→ REQUIREMENT
Show every line where "color" occurs.

→ ENTRIES PROVIDED
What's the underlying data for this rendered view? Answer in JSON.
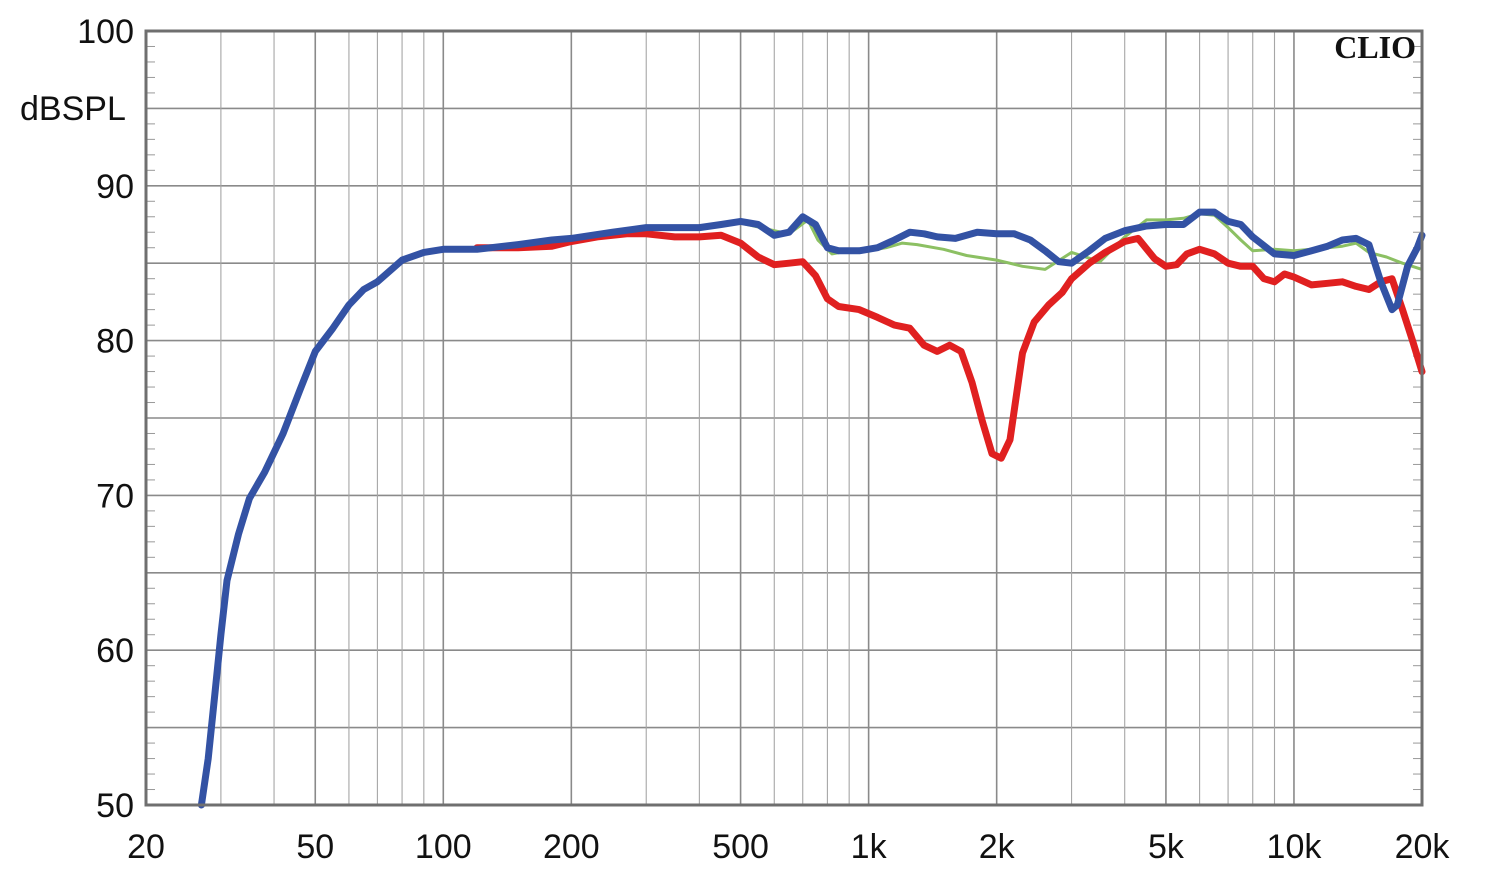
{
  "chart_data": {
    "type": "line",
    "xscale": "log",
    "xlim": [
      20,
      20000
    ],
    "ylim": [
      50,
      100
    ],
    "ylabel": "dBSPL",
    "watermark": "CLIO",
    "grid": true,
    "x_tick_values": [
      20,
      50,
      100,
      200,
      500,
      1000,
      2000,
      5000,
      10000,
      20000
    ],
    "x_tick_labels": [
      "20",
      "50",
      "100",
      "200",
      "500",
      "1k",
      "2k",
      "5k",
      "10k",
      "20k"
    ],
    "y_tick_values": [
      50,
      60,
      70,
      80,
      90,
      100
    ],
    "y_tick_labels": [
      "50",
      "60",
      "70",
      "80",
      "90",
      "100"
    ],
    "series": [
      {
        "color": "#8cc063",
        "width": 3,
        "points": [
          [
            120,
            86.0
          ],
          [
            160,
            86.2
          ],
          [
            200,
            86.7
          ],
          [
            250,
            87.0
          ],
          [
            300,
            87.2
          ],
          [
            400,
            87.3
          ],
          [
            500,
            87.6
          ],
          [
            600,
            87.1
          ],
          [
            650,
            86.9
          ],
          [
            720,
            87.8
          ],
          [
            760,
            86.5
          ],
          [
            820,
            85.6
          ],
          [
            900,
            85.8
          ],
          [
            1000,
            85.8
          ],
          [
            1100,
            86.0
          ],
          [
            1200,
            86.3
          ],
          [
            1300,
            86.2
          ],
          [
            1500,
            85.9
          ],
          [
            1700,
            85.5
          ],
          [
            2000,
            85.2
          ],
          [
            2300,
            84.8
          ],
          [
            2600,
            84.6
          ],
          [
            3000,
            85.7
          ],
          [
            3500,
            85.1
          ],
          [
            4000,
            86.7
          ],
          [
            4500,
            87.8
          ],
          [
            5000,
            87.8
          ],
          [
            5500,
            87.9
          ],
          [
            6000,
            88.2
          ],
          [
            6500,
            88.1
          ],
          [
            7000,
            87.3
          ],
          [
            7500,
            86.5
          ],
          [
            8000,
            85.8
          ],
          [
            9000,
            85.9
          ],
          [
            10000,
            85.8
          ],
          [
            11000,
            85.9
          ],
          [
            12000,
            86.0
          ],
          [
            13000,
            86.1
          ],
          [
            14000,
            86.3
          ],
          [
            15000,
            85.7
          ],
          [
            16500,
            85.4
          ],
          [
            18000,
            85.0
          ],
          [
            20000,
            84.6
          ]
        ]
      },
      {
        "color": "#e02020",
        "width": 7,
        "points": [
          [
            120,
            86.0
          ],
          [
            150,
            86.0
          ],
          [
            180,
            86.1
          ],
          [
            200,
            86.4
          ],
          [
            230,
            86.7
          ],
          [
            270,
            86.9
          ],
          [
            300,
            86.9
          ],
          [
            350,
            86.7
          ],
          [
            400,
            86.7
          ],
          [
            450,
            86.8
          ],
          [
            500,
            86.3
          ],
          [
            550,
            85.4
          ],
          [
            600,
            84.9
          ],
          [
            650,
            85.0
          ],
          [
            700,
            85.1
          ],
          [
            750,
            84.2
          ],
          [
            800,
            82.7
          ],
          [
            850,
            82.2
          ],
          [
            950,
            82.0
          ],
          [
            1050,
            81.5
          ],
          [
            1150,
            81.0
          ],
          [
            1250,
            80.8
          ],
          [
            1350,
            79.7
          ],
          [
            1450,
            79.3
          ],
          [
            1550,
            79.7
          ],
          [
            1650,
            79.3
          ],
          [
            1750,
            77.3
          ],
          [
            1850,
            74.8
          ],
          [
            1950,
            72.7
          ],
          [
            2050,
            72.4
          ],
          [
            2150,
            73.6
          ],
          [
            2300,
            79.2
          ],
          [
            2450,
            81.2
          ],
          [
            2650,
            82.3
          ],
          [
            2850,
            83.1
          ],
          [
            3000,
            84.0
          ],
          [
            3300,
            85.0
          ],
          [
            3600,
            85.7
          ],
          [
            4000,
            86.4
          ],
          [
            4300,
            86.6
          ],
          [
            4700,
            85.3
          ],
          [
            5000,
            84.8
          ],
          [
            5300,
            84.9
          ],
          [
            5600,
            85.6
          ],
          [
            6000,
            85.9
          ],
          [
            6500,
            85.6
          ],
          [
            7000,
            85.0
          ],
          [
            7500,
            84.8
          ],
          [
            8000,
            84.8
          ],
          [
            8500,
            84.0
          ],
          [
            9000,
            83.8
          ],
          [
            9500,
            84.3
          ],
          [
            10000,
            84.1
          ],
          [
            11000,
            83.6
          ],
          [
            12000,
            83.7
          ],
          [
            13000,
            83.8
          ],
          [
            14000,
            83.5
          ],
          [
            15000,
            83.3
          ],
          [
            16000,
            83.8
          ],
          [
            17000,
            84.0
          ],
          [
            18000,
            82.0
          ],
          [
            19000,
            80.0
          ],
          [
            20000,
            78.0
          ]
        ]
      },
      {
        "color": "#3352a4",
        "width": 7,
        "points": [
          [
            27,
            50.0
          ],
          [
            28,
            53.0
          ],
          [
            29,
            57.0
          ],
          [
            30,
            61.0
          ],
          [
            31,
            64.5
          ],
          [
            33,
            67.5
          ],
          [
            35,
            69.8
          ],
          [
            38,
            71.5
          ],
          [
            42,
            74.0
          ],
          [
            46,
            76.8
          ],
          [
            50,
            79.3
          ],
          [
            55,
            80.8
          ],
          [
            60,
            82.3
          ],
          [
            65,
            83.3
          ],
          [
            70,
            83.8
          ],
          [
            80,
            85.2
          ],
          [
            90,
            85.7
          ],
          [
            100,
            85.9
          ],
          [
            120,
            85.9
          ],
          [
            150,
            86.2
          ],
          [
            180,
            86.5
          ],
          [
            200,
            86.6
          ],
          [
            250,
            87.0
          ],
          [
            300,
            87.3
          ],
          [
            350,
            87.3
          ],
          [
            400,
            87.3
          ],
          [
            450,
            87.5
          ],
          [
            500,
            87.7
          ],
          [
            550,
            87.5
          ],
          [
            600,
            86.8
          ],
          [
            650,
            87.0
          ],
          [
            700,
            88.0
          ],
          [
            750,
            87.5
          ],
          [
            800,
            86.0
          ],
          [
            850,
            85.8
          ],
          [
            950,
            85.8
          ],
          [
            1050,
            86.0
          ],
          [
            1150,
            86.5
          ],
          [
            1250,
            87.0
          ],
          [
            1350,
            86.9
          ],
          [
            1450,
            86.7
          ],
          [
            1600,
            86.6
          ],
          [
            1800,
            87.0
          ],
          [
            2000,
            86.9
          ],
          [
            2200,
            86.9
          ],
          [
            2400,
            86.5
          ],
          [
            2600,
            85.8
          ],
          [
            2800,
            85.1
          ],
          [
            3000,
            85.0
          ],
          [
            3300,
            85.8
          ],
          [
            3600,
            86.6
          ],
          [
            4000,
            87.1
          ],
          [
            4500,
            87.4
          ],
          [
            5000,
            87.5
          ],
          [
            5500,
            87.5
          ],
          [
            6000,
            88.3
          ],
          [
            6500,
            88.3
          ],
          [
            7000,
            87.7
          ],
          [
            7500,
            87.5
          ],
          [
            8000,
            86.7
          ],
          [
            9000,
            85.6
          ],
          [
            10000,
            85.5
          ],
          [
            11000,
            85.8
          ],
          [
            12000,
            86.1
          ],
          [
            13000,
            86.5
          ],
          [
            14000,
            86.6
          ],
          [
            15000,
            86.2
          ],
          [
            16000,
            83.8
          ],
          [
            17000,
            82.0
          ],
          [
            17500,
            82.3
          ],
          [
            18500,
            84.8
          ],
          [
            19500,
            86.0
          ],
          [
            20000,
            86.8
          ]
        ]
      }
    ]
  }
}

→ SOLUTION FOR THIS PROBLEM
        "color": "#8cc063",
        "color": "#e02020",
        "color": "#3352a4",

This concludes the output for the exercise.